* **Work instructions**
Copy out every line that contains "Соколова".
--
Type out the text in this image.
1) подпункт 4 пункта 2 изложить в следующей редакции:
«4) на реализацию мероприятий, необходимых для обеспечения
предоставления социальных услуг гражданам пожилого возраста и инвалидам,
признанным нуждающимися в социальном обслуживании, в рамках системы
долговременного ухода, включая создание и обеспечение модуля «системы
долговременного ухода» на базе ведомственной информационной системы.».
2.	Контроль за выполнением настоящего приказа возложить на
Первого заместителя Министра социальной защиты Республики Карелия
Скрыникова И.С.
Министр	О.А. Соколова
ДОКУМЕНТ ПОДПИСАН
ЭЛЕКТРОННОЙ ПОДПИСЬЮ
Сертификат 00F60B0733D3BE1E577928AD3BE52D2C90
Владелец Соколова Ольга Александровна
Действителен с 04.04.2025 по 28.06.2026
--
* **Output for this task**
Министр	О.А. Соколова
Владелец Соколова Ольга Александровна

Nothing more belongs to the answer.